━━ EXCERPTED TEXT ━━

Original Paper

CARD8 gene encoding a protein of innate immunity is expressed in human atherosclerosis and associated with markers of inflammation

Geena Varghese Paramel, Lasse Folkersen, Rona J. Strawbridge, Ali Ateia Elmabsout, Eva Särndahl, Pia Lundman, Jan-Håkan Jansson, Göran K. Hansson, Allan Sirsjö, Karin Fransén


Inflammation is a key factor in the development of atherosclerotic coronary artery disease. It is promoted through the inflammasome, a molecular machine that produces IL (interleukin)-1β in response to cholesterol crystal accumulation in macrophages. The CARD8 (caspase recruitment domain 8) protein modulates this process by suppressing caspase 1 and the transcription factor NF-κB (nuclear factor κB). The expression of CARD8 mRNA was examined in atherosclerotic vascular tissue and the impact on MI (myocardial infarction) of a polymorphism in the CARD8 gene determined. CARD8 mRNA was analysed by microarray of human atherosclerotic tissue and compared with transplant donor arterial tissue. Microarray analysis was performed for proximal genes associated with the rs2043211 locus in plaque. The CARD8 rs2043211 polymorphism was analysed by genotyping of two Swedish MI cohorts, FIA (First Myocardial Infarction in Northern Sweden) and SCARF (Stockholm Coronary Atherosclerosis Risk Factor). The CRP (C-reactive protein) level was measured in both cohorts, but the levels of the pro-inflammatory cytokines IL-1β, IL-18, TNF (tumour necrosis factor) and MCP-1 (monocyte chemoattractant protein) were measured in sera available from the SCARF cohort. CARD8 mRNA was highly expressed in atherosclerotic plaques compared with the expression in transplant donor vessel (P<0.00001). The minor allele was associated with lower expression of CARD8 in the plaques, suggesting that CARD8 may promote inflammation. Carriers of the minor allele of the rs2043211 polymorphism also displayed lower circulating CRP and lower levels of the pro-atherosclerotic chemokine MCP-1. However, no significant association could be detected between this polymorphism and MI in the two cohorts. Genetic alterations in the CARD8 gene therefore seem to be of limited importance for the development of MI.

━━━

__WORK TO COMPLETE__.
Which two Swedish heart attack cohorts were genotyped for the rs2043211 polymorphism in the CARD8 abstract?

━━ PROVIDED MATERIAL ━━

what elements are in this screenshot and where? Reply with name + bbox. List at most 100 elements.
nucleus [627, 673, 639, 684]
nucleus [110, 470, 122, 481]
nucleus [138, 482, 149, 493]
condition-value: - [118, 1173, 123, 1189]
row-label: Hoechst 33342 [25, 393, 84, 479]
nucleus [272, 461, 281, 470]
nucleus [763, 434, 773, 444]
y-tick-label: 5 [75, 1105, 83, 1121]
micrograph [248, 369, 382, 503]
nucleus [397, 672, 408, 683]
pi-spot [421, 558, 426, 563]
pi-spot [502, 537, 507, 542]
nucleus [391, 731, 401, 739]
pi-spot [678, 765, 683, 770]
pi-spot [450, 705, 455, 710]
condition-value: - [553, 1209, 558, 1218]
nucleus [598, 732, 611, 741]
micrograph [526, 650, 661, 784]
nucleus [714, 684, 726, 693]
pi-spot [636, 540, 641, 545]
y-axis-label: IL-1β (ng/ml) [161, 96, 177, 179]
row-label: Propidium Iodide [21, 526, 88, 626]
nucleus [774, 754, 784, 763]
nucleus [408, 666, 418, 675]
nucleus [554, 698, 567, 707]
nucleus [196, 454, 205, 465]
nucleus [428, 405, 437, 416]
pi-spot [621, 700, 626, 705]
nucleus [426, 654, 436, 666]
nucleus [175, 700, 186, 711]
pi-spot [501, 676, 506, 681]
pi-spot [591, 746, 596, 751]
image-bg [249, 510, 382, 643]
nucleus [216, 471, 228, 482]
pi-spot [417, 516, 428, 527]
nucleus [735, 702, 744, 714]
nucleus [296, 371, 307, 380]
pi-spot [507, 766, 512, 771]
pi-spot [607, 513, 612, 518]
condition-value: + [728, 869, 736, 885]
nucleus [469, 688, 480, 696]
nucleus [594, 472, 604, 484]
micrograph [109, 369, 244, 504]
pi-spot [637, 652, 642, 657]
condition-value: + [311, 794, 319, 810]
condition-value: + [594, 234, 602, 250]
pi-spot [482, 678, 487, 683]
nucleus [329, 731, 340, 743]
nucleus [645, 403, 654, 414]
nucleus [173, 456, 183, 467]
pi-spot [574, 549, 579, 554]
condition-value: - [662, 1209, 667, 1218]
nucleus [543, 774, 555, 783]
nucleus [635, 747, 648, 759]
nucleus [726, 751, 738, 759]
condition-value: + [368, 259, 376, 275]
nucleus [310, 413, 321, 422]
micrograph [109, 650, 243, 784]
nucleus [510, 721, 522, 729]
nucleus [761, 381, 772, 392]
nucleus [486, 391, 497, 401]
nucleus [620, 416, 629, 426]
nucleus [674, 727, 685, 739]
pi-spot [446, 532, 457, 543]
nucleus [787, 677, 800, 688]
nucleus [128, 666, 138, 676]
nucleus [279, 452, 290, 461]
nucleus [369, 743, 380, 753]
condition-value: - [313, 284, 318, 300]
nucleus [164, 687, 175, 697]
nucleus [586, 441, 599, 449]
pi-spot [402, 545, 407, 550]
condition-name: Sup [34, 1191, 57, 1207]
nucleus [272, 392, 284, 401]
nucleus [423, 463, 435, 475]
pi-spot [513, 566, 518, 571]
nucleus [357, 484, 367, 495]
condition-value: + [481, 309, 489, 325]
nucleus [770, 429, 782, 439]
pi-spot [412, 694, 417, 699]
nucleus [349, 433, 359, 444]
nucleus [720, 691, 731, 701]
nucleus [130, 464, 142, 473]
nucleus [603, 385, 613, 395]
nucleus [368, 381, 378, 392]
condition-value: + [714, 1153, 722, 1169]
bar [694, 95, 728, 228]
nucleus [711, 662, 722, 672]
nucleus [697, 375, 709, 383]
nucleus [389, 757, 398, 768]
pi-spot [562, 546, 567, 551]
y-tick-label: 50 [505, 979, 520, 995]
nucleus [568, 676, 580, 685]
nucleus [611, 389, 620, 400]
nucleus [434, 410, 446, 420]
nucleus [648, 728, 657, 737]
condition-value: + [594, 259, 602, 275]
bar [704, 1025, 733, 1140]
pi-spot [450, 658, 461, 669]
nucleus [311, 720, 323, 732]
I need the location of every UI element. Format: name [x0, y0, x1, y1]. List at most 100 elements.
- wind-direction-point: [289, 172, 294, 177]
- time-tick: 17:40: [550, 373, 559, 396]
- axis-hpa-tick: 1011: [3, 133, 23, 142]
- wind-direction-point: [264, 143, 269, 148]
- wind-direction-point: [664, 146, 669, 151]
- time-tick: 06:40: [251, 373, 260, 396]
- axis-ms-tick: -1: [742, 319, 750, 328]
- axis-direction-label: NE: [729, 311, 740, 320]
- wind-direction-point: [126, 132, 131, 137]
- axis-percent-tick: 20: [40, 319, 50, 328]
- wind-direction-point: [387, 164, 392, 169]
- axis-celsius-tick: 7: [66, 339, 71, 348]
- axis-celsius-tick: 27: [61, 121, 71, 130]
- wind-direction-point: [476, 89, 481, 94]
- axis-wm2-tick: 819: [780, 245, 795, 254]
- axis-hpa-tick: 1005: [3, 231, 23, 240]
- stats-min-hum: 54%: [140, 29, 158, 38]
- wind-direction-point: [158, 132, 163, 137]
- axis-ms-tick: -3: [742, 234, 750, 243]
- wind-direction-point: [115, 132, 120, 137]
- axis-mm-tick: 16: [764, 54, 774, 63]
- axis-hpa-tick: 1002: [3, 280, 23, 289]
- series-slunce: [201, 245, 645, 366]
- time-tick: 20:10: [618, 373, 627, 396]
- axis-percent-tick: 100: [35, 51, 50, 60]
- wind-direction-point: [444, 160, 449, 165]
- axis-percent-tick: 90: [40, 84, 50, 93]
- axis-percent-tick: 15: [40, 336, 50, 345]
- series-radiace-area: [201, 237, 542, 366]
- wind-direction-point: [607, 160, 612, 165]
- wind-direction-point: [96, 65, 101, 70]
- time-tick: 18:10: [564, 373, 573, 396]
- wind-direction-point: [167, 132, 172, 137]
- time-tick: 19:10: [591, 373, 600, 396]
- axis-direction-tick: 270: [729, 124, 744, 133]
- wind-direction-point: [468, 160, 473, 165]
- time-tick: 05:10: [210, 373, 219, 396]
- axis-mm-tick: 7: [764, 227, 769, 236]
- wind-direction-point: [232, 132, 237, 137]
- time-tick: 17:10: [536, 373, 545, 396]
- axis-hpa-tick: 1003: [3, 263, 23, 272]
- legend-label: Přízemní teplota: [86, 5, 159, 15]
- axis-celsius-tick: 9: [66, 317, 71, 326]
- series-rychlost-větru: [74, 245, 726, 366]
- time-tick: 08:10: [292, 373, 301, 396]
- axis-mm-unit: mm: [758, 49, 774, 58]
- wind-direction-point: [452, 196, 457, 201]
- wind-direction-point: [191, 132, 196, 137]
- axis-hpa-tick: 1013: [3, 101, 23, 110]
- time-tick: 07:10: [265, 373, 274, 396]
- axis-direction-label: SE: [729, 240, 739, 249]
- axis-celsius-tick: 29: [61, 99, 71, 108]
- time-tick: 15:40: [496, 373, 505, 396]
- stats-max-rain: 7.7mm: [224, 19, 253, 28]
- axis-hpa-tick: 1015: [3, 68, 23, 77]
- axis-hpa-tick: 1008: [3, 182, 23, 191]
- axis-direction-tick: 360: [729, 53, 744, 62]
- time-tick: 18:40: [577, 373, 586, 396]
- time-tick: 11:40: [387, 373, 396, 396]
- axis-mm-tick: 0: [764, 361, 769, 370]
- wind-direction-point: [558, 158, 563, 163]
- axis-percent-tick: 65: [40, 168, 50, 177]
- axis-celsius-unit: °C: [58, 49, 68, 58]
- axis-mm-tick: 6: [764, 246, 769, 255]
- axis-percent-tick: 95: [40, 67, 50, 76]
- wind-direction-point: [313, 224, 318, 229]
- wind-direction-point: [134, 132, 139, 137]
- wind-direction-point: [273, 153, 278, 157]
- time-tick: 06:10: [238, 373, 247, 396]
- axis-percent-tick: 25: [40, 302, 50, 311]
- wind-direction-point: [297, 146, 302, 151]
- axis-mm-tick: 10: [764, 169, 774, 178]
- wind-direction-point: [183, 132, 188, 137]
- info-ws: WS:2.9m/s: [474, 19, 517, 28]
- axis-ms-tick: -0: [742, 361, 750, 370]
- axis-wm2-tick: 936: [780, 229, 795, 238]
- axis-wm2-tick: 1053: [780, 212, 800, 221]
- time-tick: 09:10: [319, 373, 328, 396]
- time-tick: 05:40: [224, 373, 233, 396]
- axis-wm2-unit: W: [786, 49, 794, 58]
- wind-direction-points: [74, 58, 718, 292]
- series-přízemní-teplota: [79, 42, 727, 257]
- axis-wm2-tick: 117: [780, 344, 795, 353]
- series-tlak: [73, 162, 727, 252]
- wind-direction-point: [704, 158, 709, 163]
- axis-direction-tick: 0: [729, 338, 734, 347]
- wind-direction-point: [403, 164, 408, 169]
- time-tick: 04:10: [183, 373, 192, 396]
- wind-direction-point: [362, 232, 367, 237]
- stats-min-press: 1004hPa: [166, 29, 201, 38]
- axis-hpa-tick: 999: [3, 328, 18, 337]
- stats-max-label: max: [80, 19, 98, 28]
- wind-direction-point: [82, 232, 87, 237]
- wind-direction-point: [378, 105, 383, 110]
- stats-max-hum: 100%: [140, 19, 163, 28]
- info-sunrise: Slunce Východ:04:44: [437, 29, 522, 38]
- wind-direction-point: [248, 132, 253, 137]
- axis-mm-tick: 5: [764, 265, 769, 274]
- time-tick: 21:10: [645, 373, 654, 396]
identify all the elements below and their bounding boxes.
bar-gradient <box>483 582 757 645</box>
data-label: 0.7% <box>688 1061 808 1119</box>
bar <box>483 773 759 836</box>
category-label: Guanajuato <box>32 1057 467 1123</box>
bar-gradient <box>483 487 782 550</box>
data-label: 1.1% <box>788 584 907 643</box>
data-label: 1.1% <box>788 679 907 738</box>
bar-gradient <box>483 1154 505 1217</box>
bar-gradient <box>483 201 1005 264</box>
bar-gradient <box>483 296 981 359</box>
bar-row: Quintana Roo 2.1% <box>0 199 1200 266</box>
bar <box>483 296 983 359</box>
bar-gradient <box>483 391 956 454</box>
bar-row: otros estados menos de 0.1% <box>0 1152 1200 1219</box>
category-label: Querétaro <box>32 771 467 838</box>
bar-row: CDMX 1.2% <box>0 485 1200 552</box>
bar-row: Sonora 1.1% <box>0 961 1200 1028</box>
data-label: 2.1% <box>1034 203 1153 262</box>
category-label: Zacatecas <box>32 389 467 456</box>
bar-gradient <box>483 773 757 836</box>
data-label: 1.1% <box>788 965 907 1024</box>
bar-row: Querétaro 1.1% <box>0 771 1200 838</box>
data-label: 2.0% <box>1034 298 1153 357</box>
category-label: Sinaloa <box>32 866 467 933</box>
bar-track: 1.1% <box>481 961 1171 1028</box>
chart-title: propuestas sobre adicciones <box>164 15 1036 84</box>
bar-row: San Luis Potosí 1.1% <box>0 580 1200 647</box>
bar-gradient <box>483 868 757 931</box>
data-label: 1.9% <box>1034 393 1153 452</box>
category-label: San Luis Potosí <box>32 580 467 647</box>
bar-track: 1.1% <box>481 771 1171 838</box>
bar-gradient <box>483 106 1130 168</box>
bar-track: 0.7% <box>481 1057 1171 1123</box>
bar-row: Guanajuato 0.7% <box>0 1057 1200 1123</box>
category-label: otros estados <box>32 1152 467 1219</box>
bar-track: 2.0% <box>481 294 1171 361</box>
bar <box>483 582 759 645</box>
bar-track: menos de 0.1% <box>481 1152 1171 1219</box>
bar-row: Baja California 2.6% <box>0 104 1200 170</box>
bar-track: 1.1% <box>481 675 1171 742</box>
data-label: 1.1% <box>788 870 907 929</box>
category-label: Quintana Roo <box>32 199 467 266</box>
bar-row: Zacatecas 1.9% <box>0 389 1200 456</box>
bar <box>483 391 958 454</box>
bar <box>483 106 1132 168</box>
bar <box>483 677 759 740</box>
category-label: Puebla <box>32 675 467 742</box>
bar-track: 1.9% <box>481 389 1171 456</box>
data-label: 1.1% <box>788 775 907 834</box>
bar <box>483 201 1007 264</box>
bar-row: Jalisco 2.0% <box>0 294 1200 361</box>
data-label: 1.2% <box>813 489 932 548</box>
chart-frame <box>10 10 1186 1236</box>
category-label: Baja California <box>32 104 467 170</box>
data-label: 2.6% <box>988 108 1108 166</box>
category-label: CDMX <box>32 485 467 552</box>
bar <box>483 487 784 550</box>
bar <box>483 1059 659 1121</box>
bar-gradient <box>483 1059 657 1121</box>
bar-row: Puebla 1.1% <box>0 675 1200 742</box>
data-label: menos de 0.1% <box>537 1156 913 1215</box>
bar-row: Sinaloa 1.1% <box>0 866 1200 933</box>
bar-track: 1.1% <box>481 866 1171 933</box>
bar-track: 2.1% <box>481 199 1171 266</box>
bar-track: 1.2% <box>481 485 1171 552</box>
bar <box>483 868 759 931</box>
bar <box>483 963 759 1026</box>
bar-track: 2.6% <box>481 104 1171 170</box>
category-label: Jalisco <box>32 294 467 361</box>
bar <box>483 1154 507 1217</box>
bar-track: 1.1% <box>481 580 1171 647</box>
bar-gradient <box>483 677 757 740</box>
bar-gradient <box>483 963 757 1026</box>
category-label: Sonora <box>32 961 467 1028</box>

━━━

__EXERCISE RESULT__.
FIA (First Myocardial Infarction in Northern Sweden) and SCARF (Stockholm Coronary Atherosclerosis Risk Factor).